# Exercise brief
In the copy, keep every record exact and leave out all images.

>> BEGIN Records for processing

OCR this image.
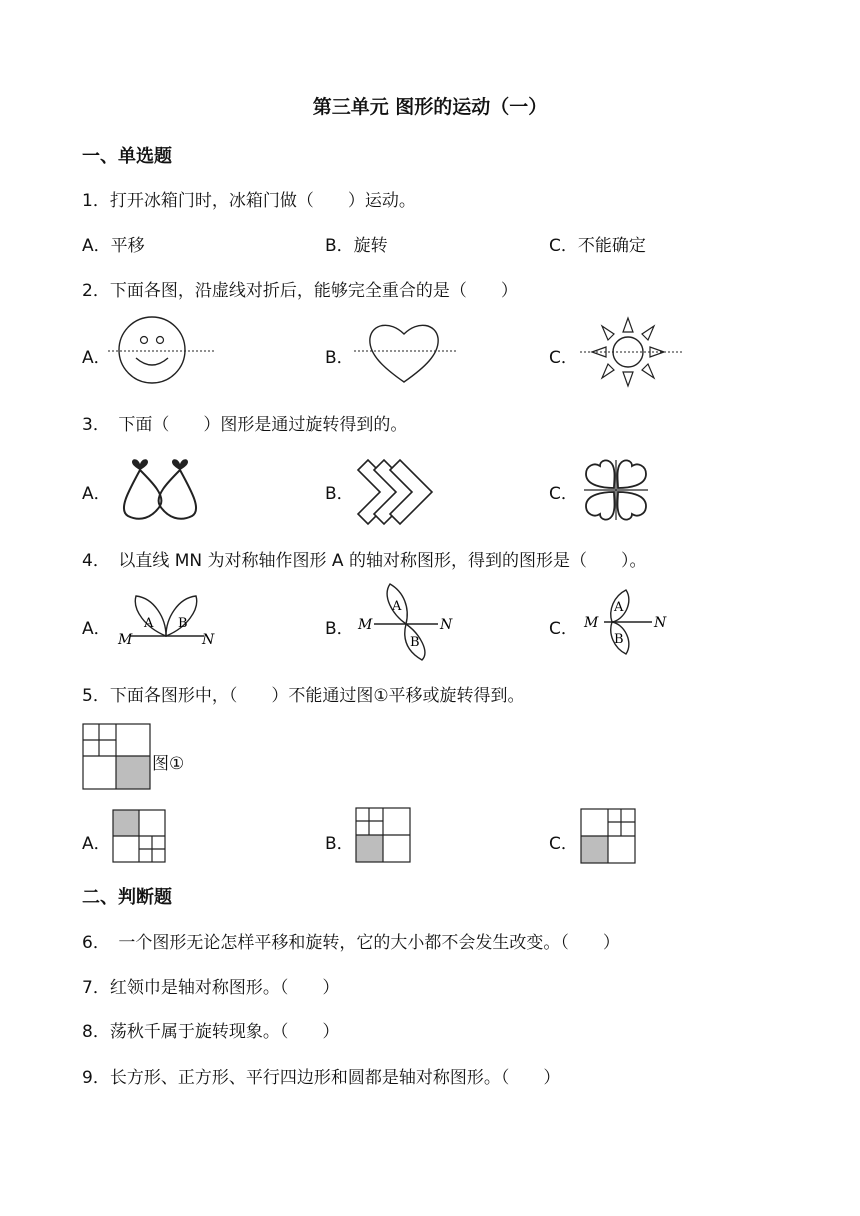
第三单元 图形的运动（一）
一、单选题
1．打开冰箱门时，冰箱门做（　　）运动。
A．平移	B．旋转	C．不能确定
2．下面各图，沿虚线对折后，能够完全重合的是（　　）
A．	B．	C．
3．　下面（　　）图形是通过旋转得到的。
A．	B．	C．
4．　以直线 MN 为对称轴作图形 A 的轴对称图形，得到的图形是（　　）。
A．	B．	C．
A B
M	N
A
B
M	N
A
B
M	N
5．下面各图形中，（　　）不能通过图①平移或旋转得到。
图①
A．	B．	C．
二、判断题
6．　一个图形无论怎样平移和旋转，它的大小都不会发生改变。（　　）
7．红领巾是轴对称图形。（　　）
8．荡秋千属于旋转现象。（　　）
9．长方形、正方形、平行四边形和圆都是轴对称图形。（　　）
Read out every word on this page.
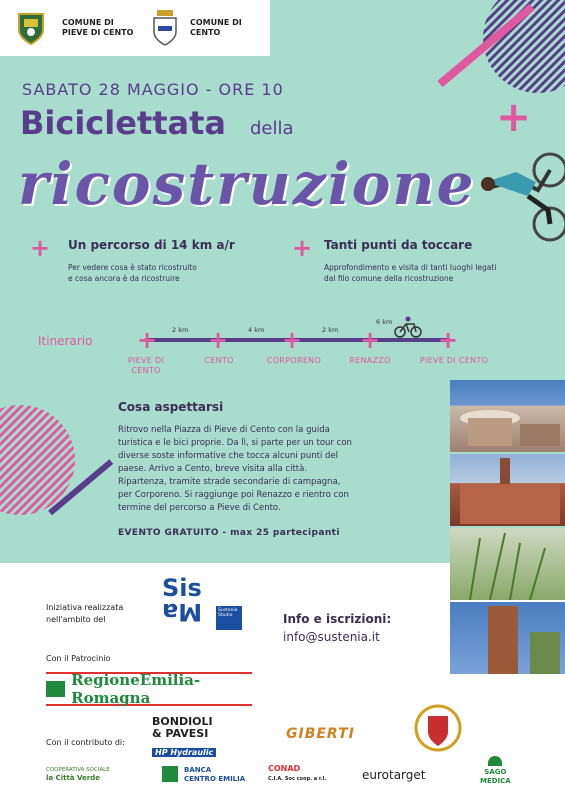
COMUNE DI
PIEVE DI CENTO
COMUNE DI
CENTO
+
SABATO 28 MAGGIO - ORE 10
Biciclettata della
ricostruzione
+ Un percorso di 14 km a/r
Per vedere cosa è stato ricostruito
e cosa ancora è da ricostruire
+ Tanti punti da toccare
Approfondimento e visita di tanti luoghi legati
dal filo comune della ricostruzione
Itinerario + + + + +
2 km	4 km	2 km
6 km
PIEVE DI CENTO
CENTO	CORPORENO	RENAZZO	PIEVE DI CENTO
Cosa aspettarsi
Ritrovo nella Piazza di Pieve di Cento con la guida
turistica e le bici proprie. Da lì, si parte per un tour con
diverse soste informative che tocca alcuni punti del
paese. Arrivo a Cento, breve visita alla città.
Ripartenza, tramite strade secondarie di campagna,
per Corporeno. Si raggiunge poi Renazzo e rientro con
termine del percorso a Pieve di Cento.
EVENTO GRATUITO - max 25 partecipanti
Iniziativa realizzata
nell'ambito del
Sis
Ma	Sustenia
Studio	Info e iscrizioni:
info@sustenia.it
Con il Patrocinio
RegioneEmilia-Romagna
Con il contributo di:
BONDIOLI
& PAVESI
HP Hydraulic
GIBERTI
COOPERATIVA SOCIALE
la Città Verde
BANCA
CENTRO EMILIA
CONAD
C.I.A. Soc coop. a r.l.	eurotarget	SAGO
MEDICA
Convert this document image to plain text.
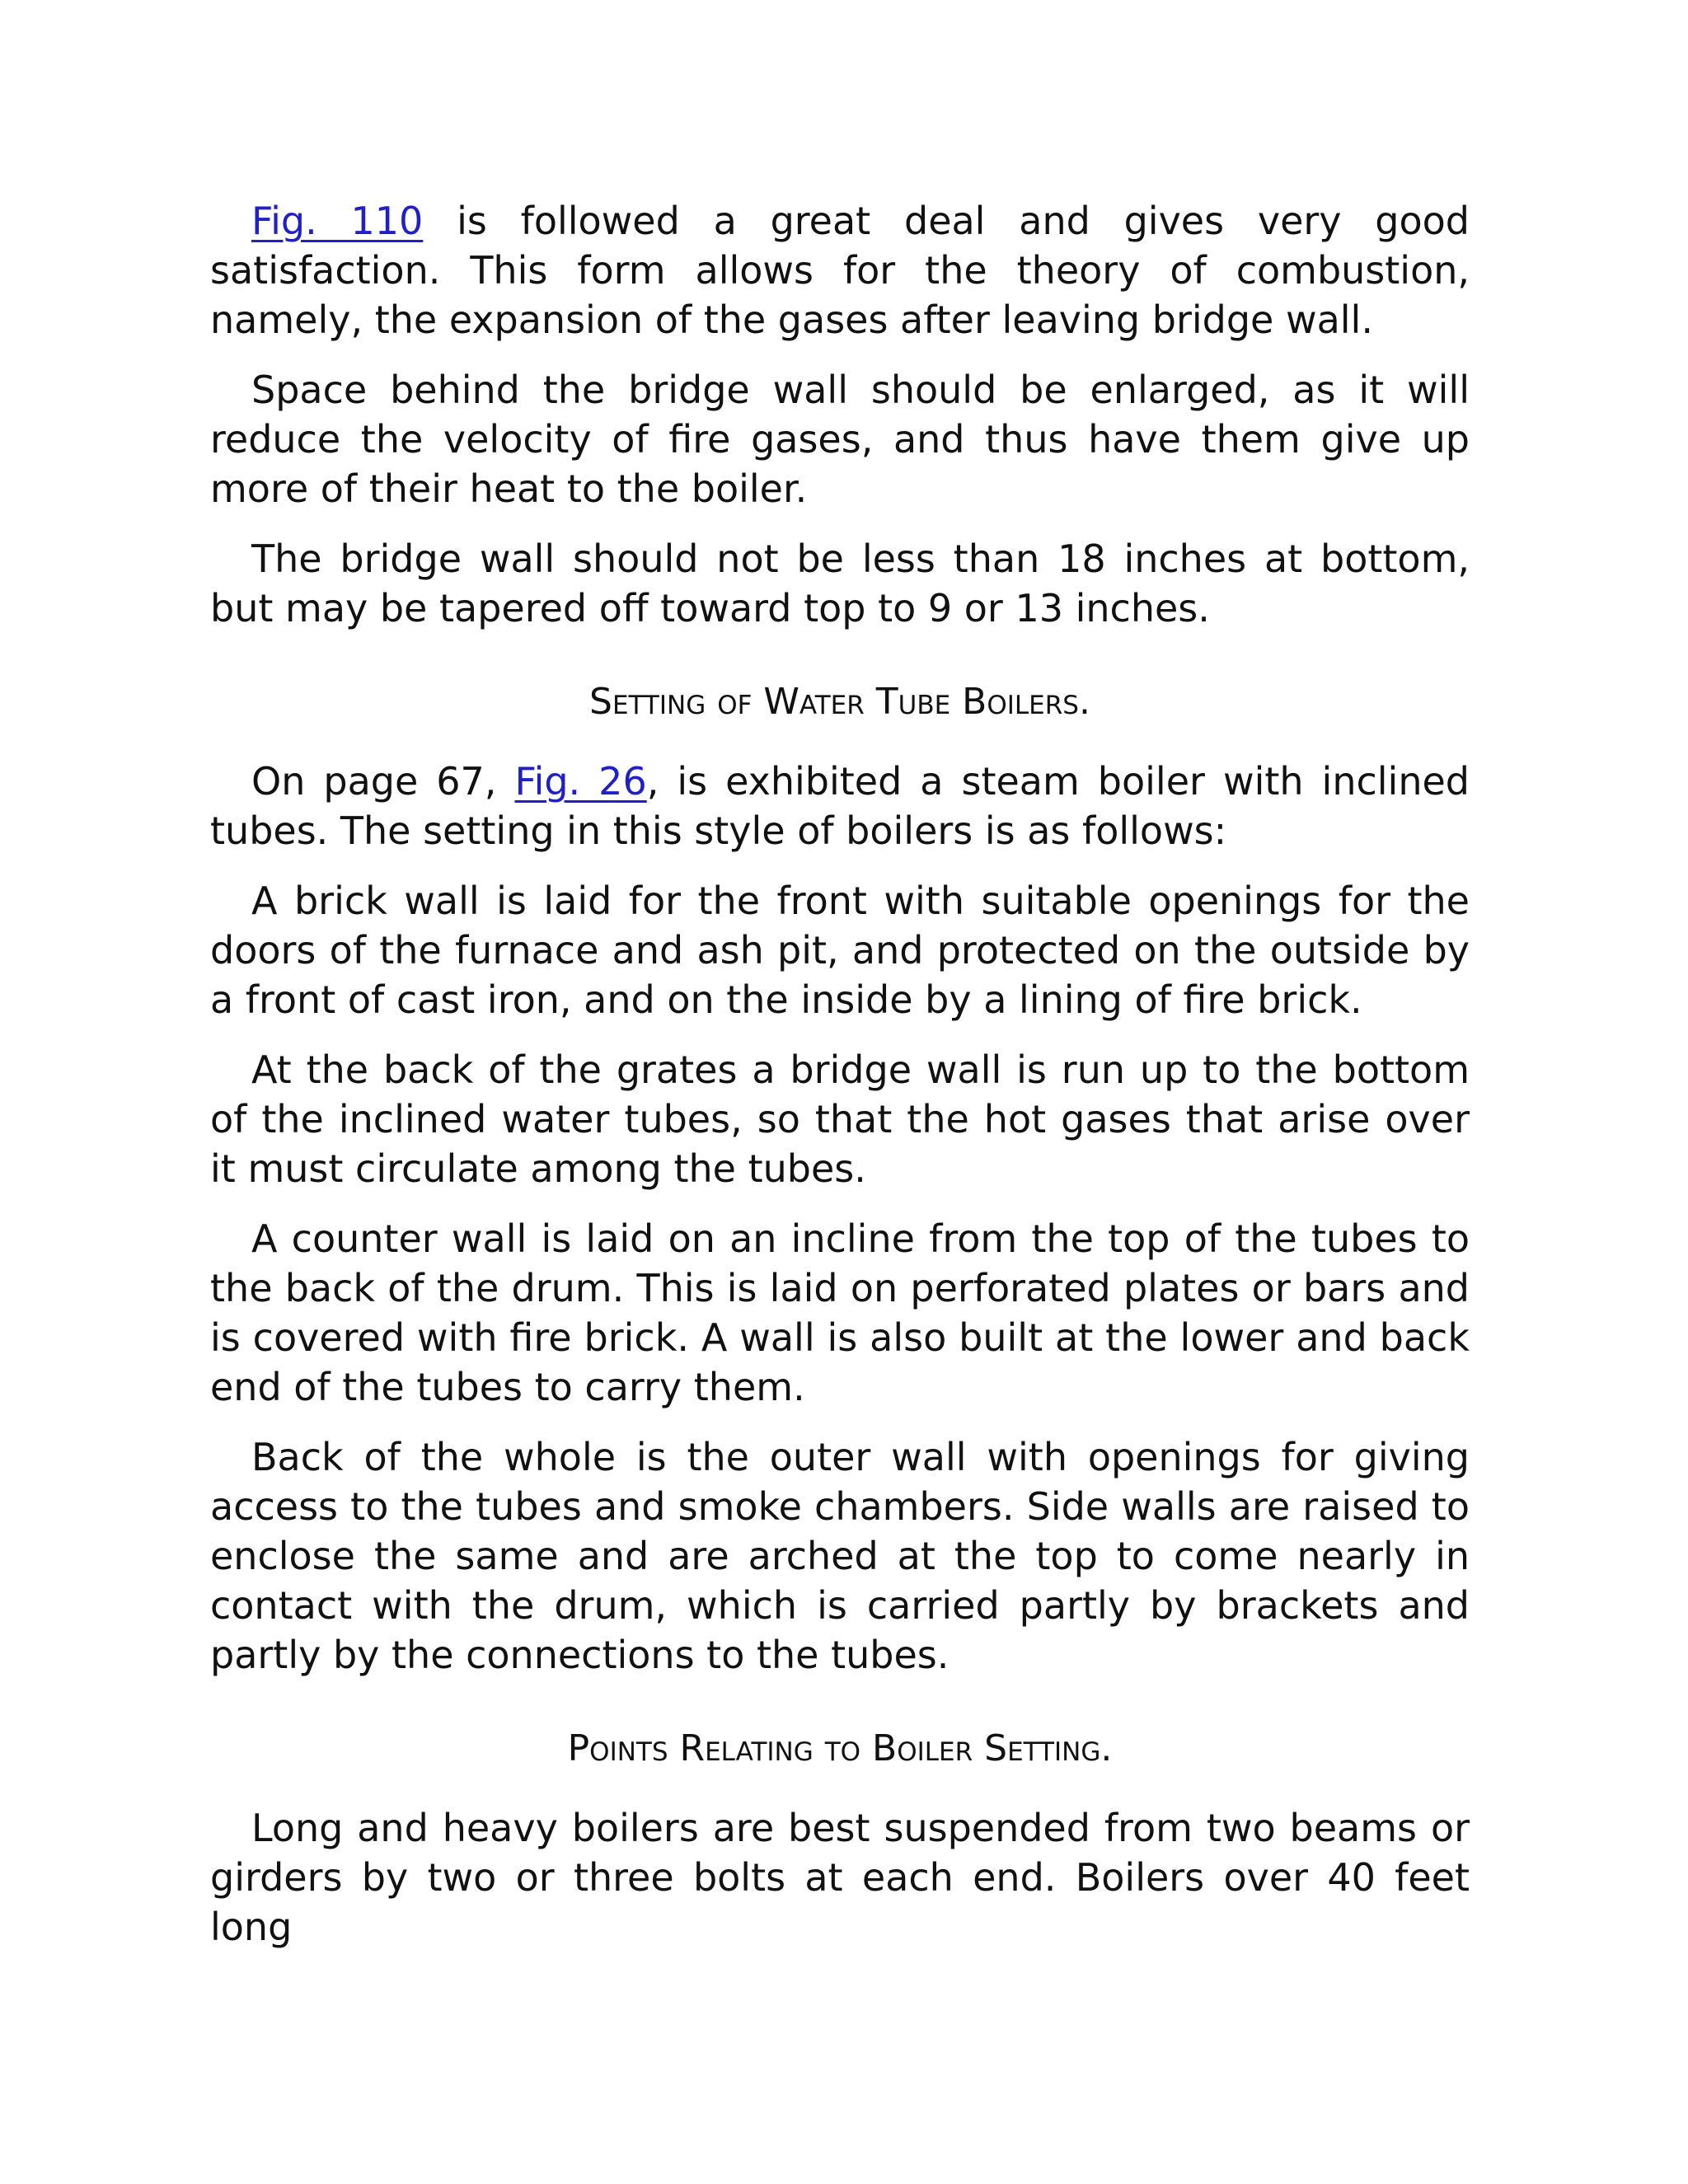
Fig. 110 is followed a great deal and gives very good satisfaction. This form allows for the theory of combustion, namely, the expansion of the gases after leaving bridge wall.

Space behind the bridge wall should be enlarged, as it will reduce the velocity of fire gases, and thus have them give up more of their heat to the boiler.

The bridge wall should not be less than 18 inches at bottom, but may be tapered off toward top to 9 or 13 inches.

Setting of Water Tube Boilers.

On page 67, Fig. 26, is exhibited a steam boiler with inclined tubes. The setting in this style of boilers is as follows:

A brick wall is laid for the front with suitable openings for the doors of the furnace and ash pit, and protected on the outside by a front of cast iron, and on the inside by a lining of fire brick.

At the back of the grates a bridge wall is run up to the bottom of the inclined water tubes, so that the hot gases that arise over it must circulate among the tubes.

A counter wall is laid on an incline from the top of the tubes to the back of the drum. This is laid on perforated plates or bars and is covered with fire brick. A wall is also built at the lower and back end of the tubes to carry them.

Back of the whole is the outer wall with openings for giving access to the tubes and smoke chambers. Side walls are raised to enclose the same and are arched at the top to come nearly in contact with the drum, which is carried partly by brackets and partly by the connections to the tubes.

Points Relating to Boiler Setting.

Long and heavy boilers are best suspended from two beams or girders by two or three bolts at each end. Boilers over 40 feet long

>> END Records for processing

# Output below
OCR this image.
第三单元 图形的运动（一）
一、单选题
1．打开冰箱门时，冰箱门做（　　）运动。
A．平移	B．旋转	C．不能确定
2．下面各图，沿虚线对折后，能够完全重合的是（　　）
A．	B．	C．
3．　下面（　　）图形是通过旋转得到的。
A．	B．	C．
4．　以直线 MN 为对称轴作图形 A 的轴对称图形，得到的图形是（　　）。
A．	B．	C．
A B
M	N
A
B
M	N
A
B
M	N
5．下面各图形中，（　　）不能通过图①平移或旋转得到。
图①
A．	B．	C．
二、判断题
6．　一个图形无论怎样平移和旋转，它的大小都不会发生改变。（　　）
7．红领巾是轴对称图形。（　　）
8．荡秋千属于旋转现象。（　　）
9．长方形、正方形、平行四边形和圆都是轴对称图形。（　　）
Read out every word on this page.
COMUNE DI
PIEVE DI CENTO
COMUNE DI
CENTO
+
SABATO 28 MAGGIO - ORE 10
Biciclettata della
ricostruzione
+ Un percorso di 14 km a/r
Per vedere cosa è stato ricostruito
e cosa ancora è da ricostruire
+ Tanti punti da toccare
Approfondimento e visita di tanti luoghi legati
dal filo comune della ricostruzione
Itinerario + + + + +
2 km	4 km	2 km
6 km
PIEVE DI CENTO
CENTO	CORPORENO	RENAZZO	PIEVE DI CENTO
Cosa aspettarsi
Ritrovo nella Piazza di Pieve di Cento con la guida
turistica e le bici proprie. Da lì, si parte per un tour con
diverse soste informative che tocca alcuni punti del
paese. Arrivo a Cento, breve visita alla città.
Ripartenza, tramite strade secondarie di campagna,
per Corporeno. Si raggiunge poi Renazzo e rientro con
termine del percorso a Pieve di Cento.
EVENTO GRATUITO - max 25 partecipanti
Iniziativa realizzata
nell'ambito del
Sis
Ma	Sustenia
Studio	Info e iscrizioni:
info@sustenia.it
Con il Patrocinio
RegioneEmilia-Romagna
Con il contributo di:
BONDIOLI
& PAVESI
HP Hydraulic
GIBERTI
COOPERATIVA SOCIALE
la Città Verde
BANCA
CENTRO EMILIA
CONAD
C.I.A. Soc coop. a r.l.	eurotarget	SAGO
MEDICA
Convert this document image to plain text.
Fig. 110 is followed a great deal and gives very good satisfaction. This form allows for the theory of combustion, namely, the expansion of the gases after leaving bridge wall.

Space behind the bridge wall should be enlarged, as it will reduce the velocity of fire gases, and thus have them give up more of their heat to the boiler.

The bridge wall should not be less than 18 inches at bottom, but may be tapered off toward top to 9 or 13 inches.

Setting of Water Tube Boilers.

On page 67, Fig. 26, is exhibited a steam boiler with inclined tubes. The setting in this style of boilers is as follows:

A brick wall is laid for the front with suitable openings for the doors of the furnace and ash pit, and protected on the outside by a front of cast iron, and on the inside by a lining of fire brick.

At the back of the grates a bridge wall is run up to the bottom of the inclined water tubes, so that the hot gases that arise over it must circulate among the tubes.

A counter wall is laid on an incline from the top of the tubes to the back of the drum. This is laid on perforated plates or bars and is covered with fire brick. A wall is also built at the lower and back end of the tubes to carry them.

Back of the whole is the outer wall with openings for giving access to the tubes and smoke chambers. Side walls are raised to enclose the same and are arched at the top to come nearly in contact with the drum, which is carried partly by brackets and partly by the connections to the tubes.

Points Relating to Boiler Setting.

Long and heavy boilers are best suspended from two beams or girders by two or three bolts at each end. Boilers over 40 feet long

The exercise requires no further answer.